Recorded data:
++++++++++++++++++++

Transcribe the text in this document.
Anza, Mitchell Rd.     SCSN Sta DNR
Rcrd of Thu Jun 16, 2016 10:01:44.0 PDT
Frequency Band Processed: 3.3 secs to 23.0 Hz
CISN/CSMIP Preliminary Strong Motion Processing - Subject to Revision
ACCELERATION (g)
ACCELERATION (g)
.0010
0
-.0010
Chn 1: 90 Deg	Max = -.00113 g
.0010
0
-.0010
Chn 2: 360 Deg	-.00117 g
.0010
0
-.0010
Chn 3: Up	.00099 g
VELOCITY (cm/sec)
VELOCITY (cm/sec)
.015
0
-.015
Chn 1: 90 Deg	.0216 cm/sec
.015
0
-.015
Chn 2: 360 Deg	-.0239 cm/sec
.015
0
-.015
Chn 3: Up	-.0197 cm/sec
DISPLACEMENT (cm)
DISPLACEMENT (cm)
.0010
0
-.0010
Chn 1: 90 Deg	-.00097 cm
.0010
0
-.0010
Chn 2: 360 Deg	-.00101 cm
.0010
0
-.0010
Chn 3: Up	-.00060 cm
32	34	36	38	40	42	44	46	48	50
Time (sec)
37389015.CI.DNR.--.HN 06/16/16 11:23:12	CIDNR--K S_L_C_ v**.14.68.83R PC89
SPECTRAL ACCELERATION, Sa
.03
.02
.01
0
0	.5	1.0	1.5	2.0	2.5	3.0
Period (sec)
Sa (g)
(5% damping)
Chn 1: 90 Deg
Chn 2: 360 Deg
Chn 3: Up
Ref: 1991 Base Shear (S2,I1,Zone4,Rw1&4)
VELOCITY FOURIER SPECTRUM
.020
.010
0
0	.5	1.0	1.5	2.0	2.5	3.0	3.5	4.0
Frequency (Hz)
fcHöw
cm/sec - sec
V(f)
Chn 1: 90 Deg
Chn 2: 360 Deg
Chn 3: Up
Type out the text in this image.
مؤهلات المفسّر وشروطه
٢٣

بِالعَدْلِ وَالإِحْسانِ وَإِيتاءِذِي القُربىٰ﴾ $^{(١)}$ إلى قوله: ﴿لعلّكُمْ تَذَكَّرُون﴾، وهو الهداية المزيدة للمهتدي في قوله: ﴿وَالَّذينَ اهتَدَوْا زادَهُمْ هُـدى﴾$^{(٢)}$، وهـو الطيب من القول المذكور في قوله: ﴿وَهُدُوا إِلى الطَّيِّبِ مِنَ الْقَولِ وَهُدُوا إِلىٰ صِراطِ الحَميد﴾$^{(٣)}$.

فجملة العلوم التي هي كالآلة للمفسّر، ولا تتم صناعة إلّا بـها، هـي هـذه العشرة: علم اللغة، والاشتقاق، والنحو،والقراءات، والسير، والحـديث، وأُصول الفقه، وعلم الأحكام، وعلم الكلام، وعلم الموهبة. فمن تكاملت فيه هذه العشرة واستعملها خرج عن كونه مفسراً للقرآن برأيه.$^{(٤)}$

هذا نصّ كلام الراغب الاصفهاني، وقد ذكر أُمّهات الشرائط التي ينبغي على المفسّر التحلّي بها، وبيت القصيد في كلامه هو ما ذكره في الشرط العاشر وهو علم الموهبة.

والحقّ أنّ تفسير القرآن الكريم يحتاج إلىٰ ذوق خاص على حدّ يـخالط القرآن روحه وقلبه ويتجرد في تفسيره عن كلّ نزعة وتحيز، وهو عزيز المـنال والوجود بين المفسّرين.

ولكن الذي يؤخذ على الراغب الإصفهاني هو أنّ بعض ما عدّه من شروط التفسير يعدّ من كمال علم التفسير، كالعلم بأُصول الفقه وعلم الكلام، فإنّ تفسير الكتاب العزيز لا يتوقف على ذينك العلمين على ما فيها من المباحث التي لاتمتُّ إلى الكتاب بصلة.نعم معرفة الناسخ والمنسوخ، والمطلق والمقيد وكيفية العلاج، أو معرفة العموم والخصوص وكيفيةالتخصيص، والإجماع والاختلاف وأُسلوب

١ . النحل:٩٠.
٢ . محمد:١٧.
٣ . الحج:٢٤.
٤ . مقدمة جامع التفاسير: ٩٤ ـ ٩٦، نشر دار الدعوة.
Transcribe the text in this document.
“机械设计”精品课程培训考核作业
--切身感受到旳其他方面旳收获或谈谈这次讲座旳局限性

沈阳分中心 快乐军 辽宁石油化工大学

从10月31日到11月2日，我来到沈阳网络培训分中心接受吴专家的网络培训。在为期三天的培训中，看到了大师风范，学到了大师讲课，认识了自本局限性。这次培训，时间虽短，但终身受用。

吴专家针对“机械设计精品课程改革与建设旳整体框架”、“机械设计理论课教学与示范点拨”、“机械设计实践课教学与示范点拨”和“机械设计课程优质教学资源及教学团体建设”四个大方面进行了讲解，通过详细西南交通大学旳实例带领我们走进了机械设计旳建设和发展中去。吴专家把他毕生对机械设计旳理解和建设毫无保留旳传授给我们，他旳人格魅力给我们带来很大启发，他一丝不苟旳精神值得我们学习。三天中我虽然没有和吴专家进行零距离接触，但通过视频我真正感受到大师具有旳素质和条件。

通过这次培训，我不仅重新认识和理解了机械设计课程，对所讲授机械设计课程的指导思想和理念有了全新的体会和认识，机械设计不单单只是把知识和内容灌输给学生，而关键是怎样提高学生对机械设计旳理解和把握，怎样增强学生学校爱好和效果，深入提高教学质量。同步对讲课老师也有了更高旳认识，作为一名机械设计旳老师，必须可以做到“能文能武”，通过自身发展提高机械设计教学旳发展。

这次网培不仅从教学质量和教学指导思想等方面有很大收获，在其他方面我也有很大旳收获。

++++++++++++++++++++

Go over the records above and tally the lines with the word "الموهبة" in them. Give the number alone.

**Complete response**: 2